[PROBLEM REQUIREMENTS] Lines containing the word "listen" are to be counted; state their number and nothing further.
── INPUT DATA
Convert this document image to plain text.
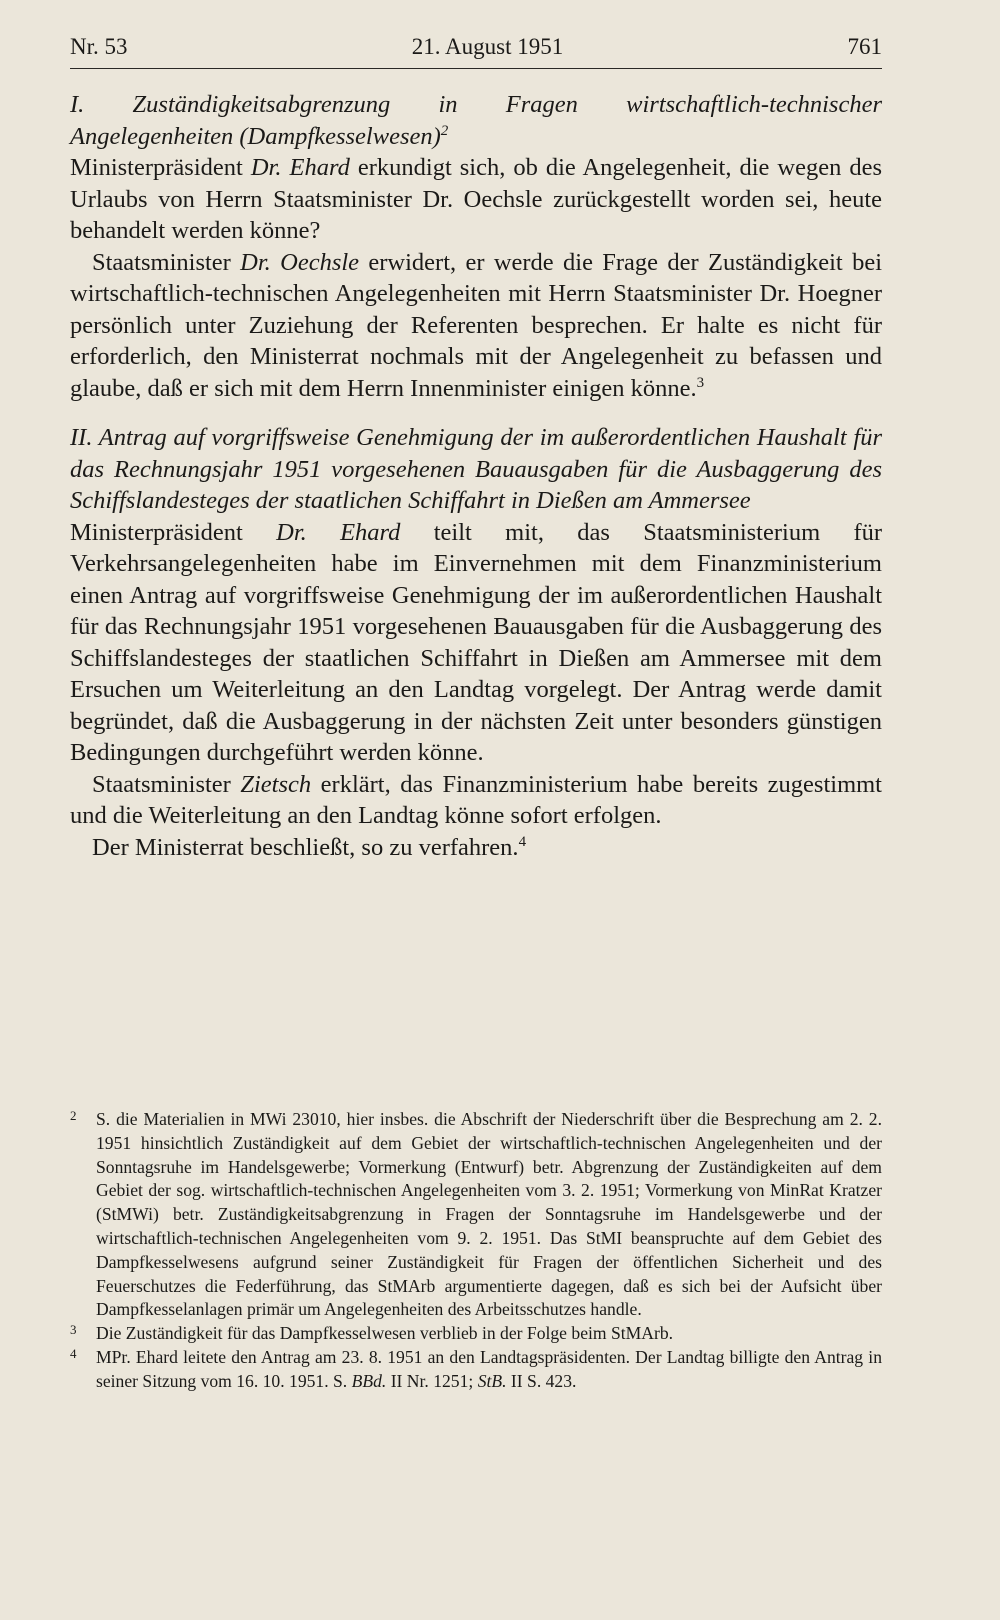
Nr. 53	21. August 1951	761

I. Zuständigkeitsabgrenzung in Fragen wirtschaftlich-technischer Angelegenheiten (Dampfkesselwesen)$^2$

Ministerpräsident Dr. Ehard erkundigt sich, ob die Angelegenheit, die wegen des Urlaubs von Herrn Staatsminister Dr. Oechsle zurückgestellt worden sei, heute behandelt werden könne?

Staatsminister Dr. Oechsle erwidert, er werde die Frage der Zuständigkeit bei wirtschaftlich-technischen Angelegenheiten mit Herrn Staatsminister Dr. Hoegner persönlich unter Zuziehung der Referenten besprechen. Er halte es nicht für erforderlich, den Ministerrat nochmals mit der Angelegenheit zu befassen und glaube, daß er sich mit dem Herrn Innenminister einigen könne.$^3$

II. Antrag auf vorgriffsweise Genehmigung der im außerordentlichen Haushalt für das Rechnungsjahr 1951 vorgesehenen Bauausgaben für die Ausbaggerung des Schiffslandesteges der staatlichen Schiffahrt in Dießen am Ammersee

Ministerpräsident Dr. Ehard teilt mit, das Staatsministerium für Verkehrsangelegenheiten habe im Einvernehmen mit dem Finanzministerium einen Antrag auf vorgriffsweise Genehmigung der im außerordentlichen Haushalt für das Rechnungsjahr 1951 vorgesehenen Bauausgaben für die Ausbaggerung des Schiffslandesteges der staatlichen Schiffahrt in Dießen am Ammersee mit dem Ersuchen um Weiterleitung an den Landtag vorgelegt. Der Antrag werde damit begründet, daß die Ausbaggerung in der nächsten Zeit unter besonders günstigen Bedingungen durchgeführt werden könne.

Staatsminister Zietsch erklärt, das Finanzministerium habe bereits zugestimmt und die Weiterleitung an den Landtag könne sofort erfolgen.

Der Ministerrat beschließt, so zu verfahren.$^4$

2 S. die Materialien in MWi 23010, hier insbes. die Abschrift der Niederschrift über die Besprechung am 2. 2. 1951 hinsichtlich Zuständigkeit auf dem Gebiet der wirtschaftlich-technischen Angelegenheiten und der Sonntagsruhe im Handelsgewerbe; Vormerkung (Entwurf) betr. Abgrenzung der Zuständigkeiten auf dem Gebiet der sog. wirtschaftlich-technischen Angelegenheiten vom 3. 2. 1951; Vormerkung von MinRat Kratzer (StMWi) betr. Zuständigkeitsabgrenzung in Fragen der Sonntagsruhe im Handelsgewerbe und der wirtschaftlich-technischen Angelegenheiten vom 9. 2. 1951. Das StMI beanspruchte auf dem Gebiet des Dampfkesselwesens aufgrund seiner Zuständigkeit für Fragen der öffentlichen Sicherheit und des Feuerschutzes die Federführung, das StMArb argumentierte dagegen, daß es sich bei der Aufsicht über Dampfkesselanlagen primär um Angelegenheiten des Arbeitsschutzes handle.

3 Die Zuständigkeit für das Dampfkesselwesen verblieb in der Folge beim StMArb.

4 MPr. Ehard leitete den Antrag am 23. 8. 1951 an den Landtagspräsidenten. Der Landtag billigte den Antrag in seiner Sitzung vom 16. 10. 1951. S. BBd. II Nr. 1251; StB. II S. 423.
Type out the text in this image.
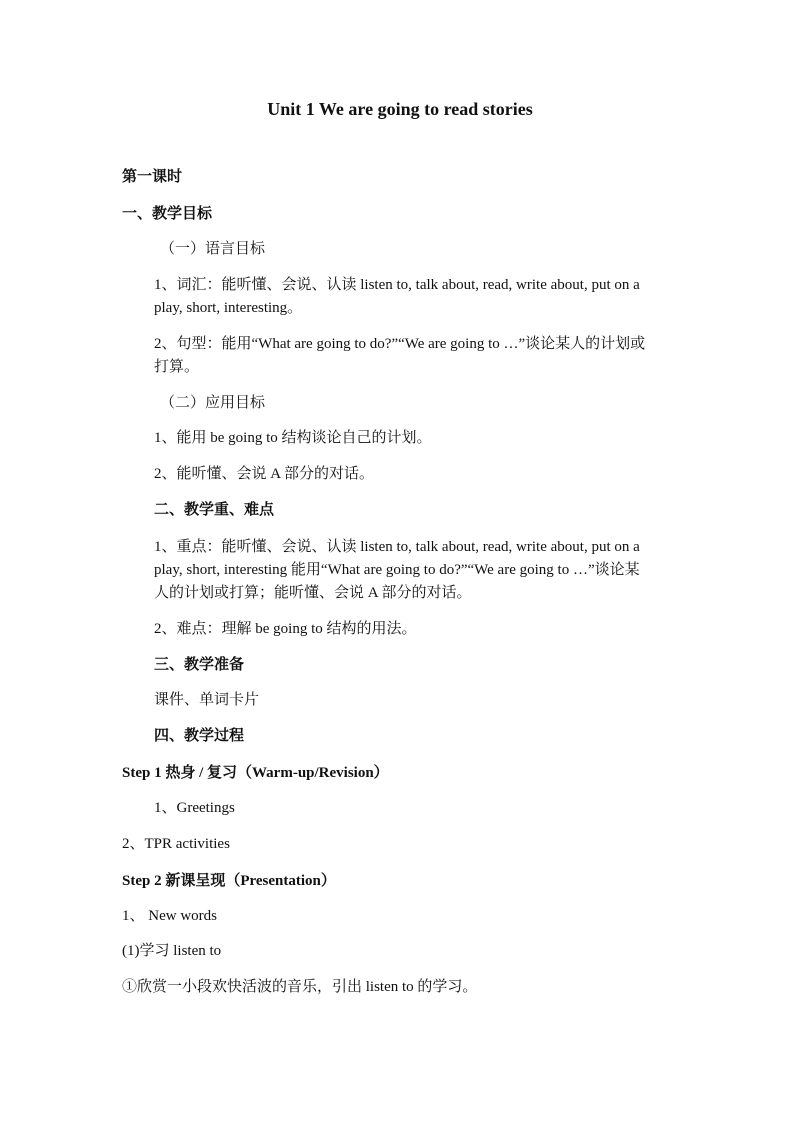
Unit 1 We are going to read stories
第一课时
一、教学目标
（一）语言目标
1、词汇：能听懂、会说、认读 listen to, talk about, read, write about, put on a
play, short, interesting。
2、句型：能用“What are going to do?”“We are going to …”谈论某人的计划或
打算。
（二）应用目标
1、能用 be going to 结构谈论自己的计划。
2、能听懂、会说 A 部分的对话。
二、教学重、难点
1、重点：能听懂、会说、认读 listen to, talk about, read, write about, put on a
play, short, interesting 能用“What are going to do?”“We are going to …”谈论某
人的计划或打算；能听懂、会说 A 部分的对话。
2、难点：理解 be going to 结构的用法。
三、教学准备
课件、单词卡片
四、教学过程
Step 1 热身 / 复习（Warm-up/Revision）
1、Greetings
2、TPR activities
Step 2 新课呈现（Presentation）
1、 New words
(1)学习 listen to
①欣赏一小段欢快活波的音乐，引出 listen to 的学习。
────
[WRITTEN ANSWER] 4